Each record needs to be echoed exactly; can you do that?

---------- SUPPLIED RECORDS

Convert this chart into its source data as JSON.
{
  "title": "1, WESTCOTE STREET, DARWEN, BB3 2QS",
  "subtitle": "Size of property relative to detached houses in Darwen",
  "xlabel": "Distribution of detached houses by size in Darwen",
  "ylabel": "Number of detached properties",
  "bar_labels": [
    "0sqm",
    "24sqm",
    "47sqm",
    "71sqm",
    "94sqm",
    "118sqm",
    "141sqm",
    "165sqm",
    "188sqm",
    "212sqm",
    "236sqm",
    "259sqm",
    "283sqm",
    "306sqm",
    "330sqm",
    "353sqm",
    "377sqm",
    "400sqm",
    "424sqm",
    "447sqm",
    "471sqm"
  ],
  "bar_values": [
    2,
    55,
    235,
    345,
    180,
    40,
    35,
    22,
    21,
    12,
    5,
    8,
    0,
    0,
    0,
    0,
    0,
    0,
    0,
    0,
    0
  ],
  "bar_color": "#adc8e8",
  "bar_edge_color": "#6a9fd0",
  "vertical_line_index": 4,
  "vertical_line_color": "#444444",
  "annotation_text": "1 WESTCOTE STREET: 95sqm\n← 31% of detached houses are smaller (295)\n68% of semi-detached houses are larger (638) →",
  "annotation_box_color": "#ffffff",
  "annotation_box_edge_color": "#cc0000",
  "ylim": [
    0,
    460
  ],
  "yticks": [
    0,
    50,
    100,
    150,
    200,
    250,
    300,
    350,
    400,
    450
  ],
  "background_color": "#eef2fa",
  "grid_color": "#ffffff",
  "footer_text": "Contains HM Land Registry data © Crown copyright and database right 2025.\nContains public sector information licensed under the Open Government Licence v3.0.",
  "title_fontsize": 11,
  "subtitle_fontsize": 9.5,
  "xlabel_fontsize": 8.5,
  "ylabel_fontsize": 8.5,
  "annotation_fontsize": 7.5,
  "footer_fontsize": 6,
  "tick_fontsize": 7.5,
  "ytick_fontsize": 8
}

--------------------

- **FULL ANSWER**:
Convert this chart into its source data as JSON.
{
  "title": "1, WESTCOTE STREET, DARWEN, BB3 2QS",
  "subtitle": "Size of property relative to detached houses in Darwen",
  "xlabel": "Distribution of detached houses by size in Darwen",
  "ylabel": "Number of detached properties",
  "bar_labels": [
    "0sqm",
    "24sqm",
    "47sqm",
    "71sqm",
    "94sqm",
    "118sqm",
    "141sqm",
    "165sqm",
    "188sqm",
    "212sqm",
    "236sqm",
    "259sqm",
    "283sqm",
    "306sqm",
    "330sqm",
    "353sqm",
    "377sqm",
    "400sqm",
    "424sqm",
    "447sqm",
    "471sqm"
  ],
  "bar_values": [
    2,
    55,
    235,
    345,
    180,
    40,
    35,
    22,
    21,
    12,
    5,
    8,
    0,
    0,
    0,
    0,
    0,
    0,
    0,
    0,
    0
  ],
  "bar_color": "#adc8e8",
  "bar_edge_color": "#6a9fd0",
  "vertical_line_index": 4,
  "vertical_line_color": "#444444",
  "annotation_text": "1 WESTCOTE STREET: 95sqm\n← 31% of detached houses are smaller (295)\n68% of semi-detached houses are larger (638) →",
  "annotation_box_color": "#ffffff",
  "annotation_box_edge_color": "#cc0000",
  "ylim": [
    0,
    460
  ],
  "yticks": [
    0,
    50,
    100,
    150,
    200,
    250,
    300,
    350,
    400,
    450
  ],
  "background_color": "#eef2fa",
  "grid_color": "#ffffff",
  "footer_text": "Contains HM Land Registry data © Crown copyright and database right 2025.\nContains public sector information licensed under the Open Government Licence v3.0.",
  "title_fontsize": 11,
  "subtitle_fontsize": 9.5,
  "xlabel_fontsize": 8.5,
  "ylabel_fontsize": 8.5,
  "annotation_fontsize": 7.5,
  "footer_fontsize": 6,
  "tick_fontsize": 7.5,
  "ytick_fontsize": 8
}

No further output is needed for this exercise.